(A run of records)
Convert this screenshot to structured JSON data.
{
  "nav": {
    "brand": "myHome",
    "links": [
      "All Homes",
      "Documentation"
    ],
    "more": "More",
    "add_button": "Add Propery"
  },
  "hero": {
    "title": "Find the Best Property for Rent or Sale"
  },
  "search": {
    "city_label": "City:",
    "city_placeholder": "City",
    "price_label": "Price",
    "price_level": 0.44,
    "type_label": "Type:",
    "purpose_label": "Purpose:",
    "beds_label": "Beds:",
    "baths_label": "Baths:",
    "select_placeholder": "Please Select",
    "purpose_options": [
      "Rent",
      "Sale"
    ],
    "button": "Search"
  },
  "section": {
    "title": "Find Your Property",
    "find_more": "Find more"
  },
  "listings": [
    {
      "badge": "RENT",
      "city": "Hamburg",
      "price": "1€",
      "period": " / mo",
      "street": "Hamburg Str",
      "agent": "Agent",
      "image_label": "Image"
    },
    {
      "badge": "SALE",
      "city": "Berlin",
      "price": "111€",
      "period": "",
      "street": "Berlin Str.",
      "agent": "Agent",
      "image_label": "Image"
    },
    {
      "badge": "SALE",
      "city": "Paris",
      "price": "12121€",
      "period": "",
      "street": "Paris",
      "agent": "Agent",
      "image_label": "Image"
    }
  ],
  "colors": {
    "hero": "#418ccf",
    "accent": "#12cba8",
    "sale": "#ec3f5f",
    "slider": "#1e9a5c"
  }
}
* * *
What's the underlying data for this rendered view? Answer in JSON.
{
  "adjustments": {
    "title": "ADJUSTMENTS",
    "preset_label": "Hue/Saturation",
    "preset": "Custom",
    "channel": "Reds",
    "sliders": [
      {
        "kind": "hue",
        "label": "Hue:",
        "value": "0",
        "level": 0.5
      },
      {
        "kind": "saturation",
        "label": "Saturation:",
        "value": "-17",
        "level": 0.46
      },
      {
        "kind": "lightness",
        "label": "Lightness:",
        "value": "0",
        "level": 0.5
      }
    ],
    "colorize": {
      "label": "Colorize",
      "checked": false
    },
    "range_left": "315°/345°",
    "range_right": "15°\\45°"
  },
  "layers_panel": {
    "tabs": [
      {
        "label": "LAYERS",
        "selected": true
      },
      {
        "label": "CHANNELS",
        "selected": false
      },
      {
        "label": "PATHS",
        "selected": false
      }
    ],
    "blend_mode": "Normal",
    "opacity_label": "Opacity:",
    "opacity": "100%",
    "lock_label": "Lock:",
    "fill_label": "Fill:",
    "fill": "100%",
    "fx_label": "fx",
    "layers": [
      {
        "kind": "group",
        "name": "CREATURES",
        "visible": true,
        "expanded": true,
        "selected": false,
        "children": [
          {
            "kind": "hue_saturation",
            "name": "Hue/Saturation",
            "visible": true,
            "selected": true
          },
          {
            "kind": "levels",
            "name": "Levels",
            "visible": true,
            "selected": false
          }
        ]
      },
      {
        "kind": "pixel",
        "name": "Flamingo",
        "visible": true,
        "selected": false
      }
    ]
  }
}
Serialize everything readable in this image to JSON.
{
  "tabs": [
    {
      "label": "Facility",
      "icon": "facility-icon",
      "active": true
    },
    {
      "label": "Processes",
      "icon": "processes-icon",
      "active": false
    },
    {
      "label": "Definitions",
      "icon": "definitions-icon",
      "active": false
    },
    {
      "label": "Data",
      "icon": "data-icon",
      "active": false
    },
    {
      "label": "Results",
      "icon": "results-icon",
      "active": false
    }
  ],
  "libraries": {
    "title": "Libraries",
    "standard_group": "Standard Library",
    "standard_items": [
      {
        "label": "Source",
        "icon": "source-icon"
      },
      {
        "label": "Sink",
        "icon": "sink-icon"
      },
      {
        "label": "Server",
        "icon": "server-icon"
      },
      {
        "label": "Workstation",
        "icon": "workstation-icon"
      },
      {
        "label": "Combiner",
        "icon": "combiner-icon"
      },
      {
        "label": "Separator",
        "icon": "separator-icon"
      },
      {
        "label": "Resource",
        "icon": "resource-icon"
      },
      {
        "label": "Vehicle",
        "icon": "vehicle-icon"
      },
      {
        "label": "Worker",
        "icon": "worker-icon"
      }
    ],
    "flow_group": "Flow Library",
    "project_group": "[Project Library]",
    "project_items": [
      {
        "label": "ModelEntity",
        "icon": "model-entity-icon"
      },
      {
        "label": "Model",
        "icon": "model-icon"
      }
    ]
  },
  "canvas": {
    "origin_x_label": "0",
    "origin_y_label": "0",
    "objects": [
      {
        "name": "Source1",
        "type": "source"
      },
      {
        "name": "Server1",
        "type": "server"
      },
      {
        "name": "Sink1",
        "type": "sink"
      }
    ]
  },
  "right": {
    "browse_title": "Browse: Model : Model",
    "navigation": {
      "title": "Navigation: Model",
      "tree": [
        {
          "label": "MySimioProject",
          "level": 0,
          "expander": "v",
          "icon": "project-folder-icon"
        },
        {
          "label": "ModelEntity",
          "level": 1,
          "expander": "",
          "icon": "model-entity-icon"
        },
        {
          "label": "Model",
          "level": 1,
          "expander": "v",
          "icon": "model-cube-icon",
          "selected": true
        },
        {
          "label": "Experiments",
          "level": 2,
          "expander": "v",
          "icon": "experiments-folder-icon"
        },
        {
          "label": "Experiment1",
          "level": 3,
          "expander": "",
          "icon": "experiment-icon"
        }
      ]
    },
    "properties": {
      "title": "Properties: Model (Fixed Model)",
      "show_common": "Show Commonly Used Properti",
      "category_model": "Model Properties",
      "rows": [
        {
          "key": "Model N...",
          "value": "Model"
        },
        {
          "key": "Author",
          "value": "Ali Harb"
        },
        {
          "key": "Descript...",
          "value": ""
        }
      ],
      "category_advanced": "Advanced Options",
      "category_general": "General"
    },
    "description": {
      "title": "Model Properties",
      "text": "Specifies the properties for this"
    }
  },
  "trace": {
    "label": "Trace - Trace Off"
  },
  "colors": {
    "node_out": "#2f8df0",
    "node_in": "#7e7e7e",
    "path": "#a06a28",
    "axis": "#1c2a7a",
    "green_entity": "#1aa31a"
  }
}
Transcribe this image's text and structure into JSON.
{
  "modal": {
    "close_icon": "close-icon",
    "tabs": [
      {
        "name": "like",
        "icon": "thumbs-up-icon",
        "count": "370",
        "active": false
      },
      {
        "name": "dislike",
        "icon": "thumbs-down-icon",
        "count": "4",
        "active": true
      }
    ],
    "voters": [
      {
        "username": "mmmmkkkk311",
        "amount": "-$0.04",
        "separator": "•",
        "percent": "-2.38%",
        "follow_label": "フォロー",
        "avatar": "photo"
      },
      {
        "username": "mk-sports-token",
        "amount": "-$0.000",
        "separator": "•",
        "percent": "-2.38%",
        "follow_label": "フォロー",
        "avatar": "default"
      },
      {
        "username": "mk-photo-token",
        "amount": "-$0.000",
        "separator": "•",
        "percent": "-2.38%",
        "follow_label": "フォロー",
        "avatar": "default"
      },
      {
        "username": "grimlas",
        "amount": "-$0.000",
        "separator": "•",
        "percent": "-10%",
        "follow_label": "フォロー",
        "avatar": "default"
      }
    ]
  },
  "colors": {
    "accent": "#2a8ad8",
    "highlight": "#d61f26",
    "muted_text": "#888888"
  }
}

## TASK
Gather every line from the listing above in which the word "selected" appears.

## COMPLETE ANSWER
        "selected": true
        "selected": false
        "selected": false
        "selected": false,
            "selected": true
            "selected": false
        "selected": false
          "selected": true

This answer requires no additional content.